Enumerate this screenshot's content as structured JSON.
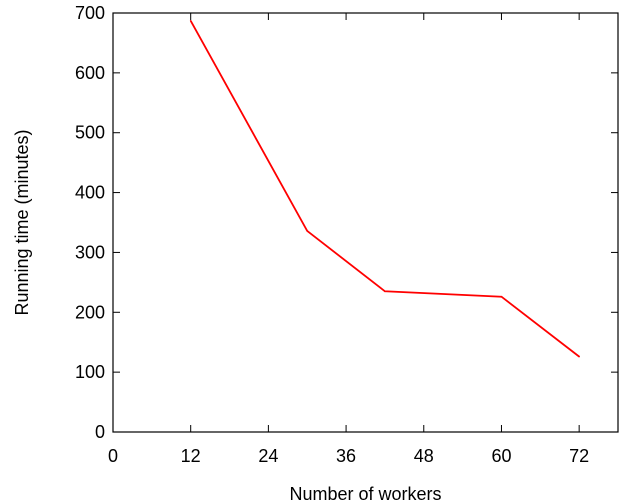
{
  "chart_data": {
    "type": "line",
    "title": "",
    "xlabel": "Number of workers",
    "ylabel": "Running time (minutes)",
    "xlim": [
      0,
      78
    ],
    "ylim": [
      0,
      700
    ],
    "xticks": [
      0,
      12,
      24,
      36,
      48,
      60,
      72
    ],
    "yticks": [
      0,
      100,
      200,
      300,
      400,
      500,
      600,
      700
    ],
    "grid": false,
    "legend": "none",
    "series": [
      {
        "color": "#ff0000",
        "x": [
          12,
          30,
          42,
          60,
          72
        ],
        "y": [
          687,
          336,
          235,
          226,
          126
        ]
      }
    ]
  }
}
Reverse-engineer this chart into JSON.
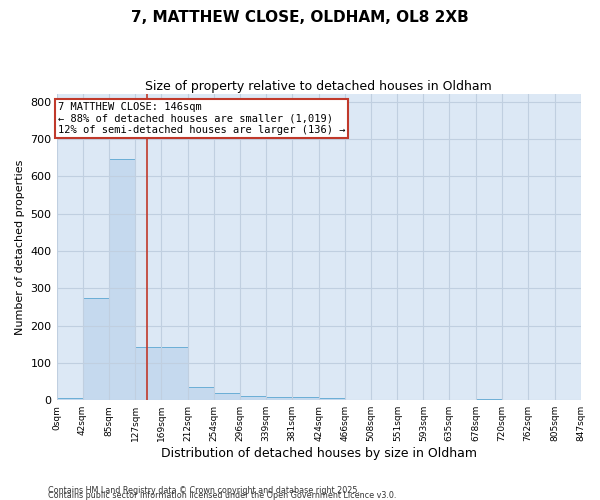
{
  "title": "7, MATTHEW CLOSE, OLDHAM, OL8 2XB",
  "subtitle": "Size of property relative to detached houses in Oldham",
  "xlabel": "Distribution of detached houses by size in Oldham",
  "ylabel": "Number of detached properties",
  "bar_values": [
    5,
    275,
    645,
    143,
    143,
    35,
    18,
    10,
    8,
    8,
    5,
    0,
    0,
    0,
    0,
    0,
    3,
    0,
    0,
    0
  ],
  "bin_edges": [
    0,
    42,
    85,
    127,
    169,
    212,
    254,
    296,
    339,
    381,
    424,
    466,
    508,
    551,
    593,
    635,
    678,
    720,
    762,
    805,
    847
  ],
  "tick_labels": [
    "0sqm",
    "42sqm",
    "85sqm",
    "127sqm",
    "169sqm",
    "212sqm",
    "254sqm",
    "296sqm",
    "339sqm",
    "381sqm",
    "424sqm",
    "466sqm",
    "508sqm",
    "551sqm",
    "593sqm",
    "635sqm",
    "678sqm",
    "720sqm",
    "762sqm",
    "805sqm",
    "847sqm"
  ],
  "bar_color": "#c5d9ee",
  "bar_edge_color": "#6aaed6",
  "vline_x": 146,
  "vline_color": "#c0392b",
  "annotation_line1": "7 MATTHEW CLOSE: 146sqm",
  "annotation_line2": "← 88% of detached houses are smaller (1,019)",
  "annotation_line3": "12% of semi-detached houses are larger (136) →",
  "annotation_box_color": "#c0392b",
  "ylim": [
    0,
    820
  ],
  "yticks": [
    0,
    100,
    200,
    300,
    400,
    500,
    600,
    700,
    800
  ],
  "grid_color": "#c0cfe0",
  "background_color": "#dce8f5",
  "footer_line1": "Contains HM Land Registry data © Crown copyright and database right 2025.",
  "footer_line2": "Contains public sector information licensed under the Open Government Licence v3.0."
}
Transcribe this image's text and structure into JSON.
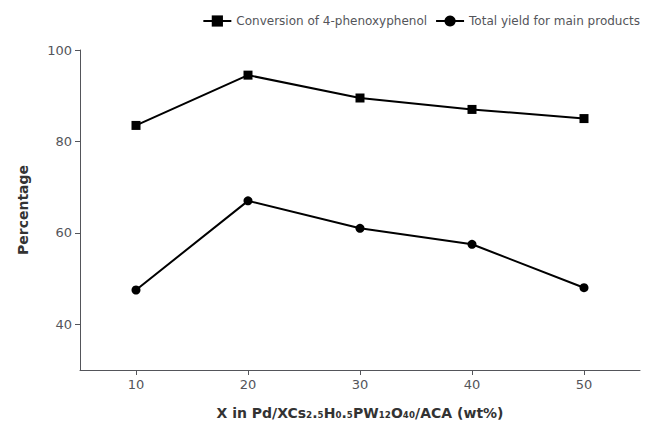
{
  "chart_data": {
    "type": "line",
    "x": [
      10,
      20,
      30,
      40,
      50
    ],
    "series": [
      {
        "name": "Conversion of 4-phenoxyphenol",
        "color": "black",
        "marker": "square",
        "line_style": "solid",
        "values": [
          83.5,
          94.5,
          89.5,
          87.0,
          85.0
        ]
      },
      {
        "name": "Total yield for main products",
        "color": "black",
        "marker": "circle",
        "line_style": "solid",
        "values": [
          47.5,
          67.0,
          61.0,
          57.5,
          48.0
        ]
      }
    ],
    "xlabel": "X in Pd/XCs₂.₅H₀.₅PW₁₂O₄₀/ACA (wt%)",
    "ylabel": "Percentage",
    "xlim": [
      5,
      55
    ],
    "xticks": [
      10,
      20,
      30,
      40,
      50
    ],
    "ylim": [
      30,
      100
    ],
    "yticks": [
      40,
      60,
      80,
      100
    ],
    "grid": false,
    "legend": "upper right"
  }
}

------------------------------

**Your objective:** Leave out the pictures and copy every record above exactly.

**Solution for this task:**
Enumerate this screenshot's content as structured JSON.
{
  "chart_data": {
    "type": "line",
    "title": "",
    "xlabel": "Number of workers",
    "ylabel": "Running time (minutes)",
    "xlim": [
      0,
      78
    ],
    "ylim": [
      0,
      700
    ],
    "xticks": [
      0,
      12,
      24,
      36,
      48,
      60,
      72
    ],
    "yticks": [
      0,
      100,
      200,
      300,
      400,
      500,
      600,
      700
    ],
    "grid": false,
    "legend": "none",
    "series": [
      {
        "color": "#ff0000",
        "x": [
          12,
          30,
          42,
          60,
          72
        ],
        "y": [
          687,
          336,
          235,
          226,
          126
        ]
      }
    ]
  }
}
Reverse-engineer this chart into JSON.
{
  "title": "7, MATTHEW CLOSE, OLDHAM, OL8 2XB",
  "subtitle": "Size of property relative to detached houses in Oldham",
  "xlabel": "Distribution of detached houses by size in Oldham",
  "ylabel": "Number of detached properties",
  "bar_values": [
    5,
    275,
    645,
    143,
    143,
    35,
    18,
    10,
    8,
    8,
    5,
    0,
    0,
    0,
    0,
    0,
    3,
    0,
    0,
    0
  ],
  "bin_edges": [
    0,
    42,
    85,
    127,
    169,
    212,
    254,
    296,
    339,
    381,
    424,
    466,
    508,
    551,
    593,
    635,
    678,
    720,
    762,
    805,
    847
  ],
  "tick_labels": [
    "0sqm",
    "42sqm",
    "85sqm",
    "127sqm",
    "169sqm",
    "212sqm",
    "254sqm",
    "296sqm",
    "339sqm",
    "381sqm",
    "424sqm",
    "466sqm",
    "508sqm",
    "551sqm",
    "593sqm",
    "635sqm",
    "678sqm",
    "720sqm",
    "762sqm",
    "805sqm",
    "847sqm"
  ],
  "bar_color": "#c5d9ee",
  "bar_edge_color": "#6aaed6",
  "vline_x": 146,
  "vline_color": "#c0392b",
  "annotation_line1": "7 MATTHEW CLOSE: 146sqm",
  "annotation_line2": "← 88% of detached houses are smaller (1,019)",
  "annotation_line3": "12% of semi-detached houses are larger (136) →",
  "annotation_box_color": "#c0392b",
  "ylim": [
    0,
    820
  ],
  "yticks": [
    0,
    100,
    200,
    300,
    400,
    500,
    600,
    700,
    800
  ],
  "grid_color": "#c0cfe0",
  "background_color": "#dce8f5",
  "footer_line1": "Contains HM Land Registry data © Crown copyright and database right 2025.",
  "footer_line2": "Contains public sector information licensed under the Open Government Licence v3.0."
}
Transcribe this image's text and structure into JSON.
{
  "chart_data": {
    "type": "line",
    "x": [
      10,
      20,
      30,
      40,
      50
    ],
    "series": [
      {
        "name": "Conversion of 4-phenoxyphenol",
        "color": "black",
        "marker": "square",
        "line_style": "solid",
        "values": [
          83.5,
          94.5,
          89.5,
          87.0,
          85.0
        ]
      },
      {
        "name": "Total yield for main products",
        "color": "black",
        "marker": "circle",
        "line_style": "solid",
        "values": [
          47.5,
          67.0,
          61.0,
          57.5,
          48.0
        ]
      }
    ],
    "xlabel": "X in Pd/XCs₂.₅H₀.₅PW₁₂O₄₀/ACA (wt%)",
    "ylabel": "Percentage",
    "xlim": [
      5,
      55
    ],
    "xticks": [
      10,
      20,
      30,
      40,
      50
    ],
    "ylim": [
      30,
      100
    ],
    "yticks": [
      40,
      60,
      80,
      100
    ],
    "grid": false,
    "legend": "upper right"
  }
}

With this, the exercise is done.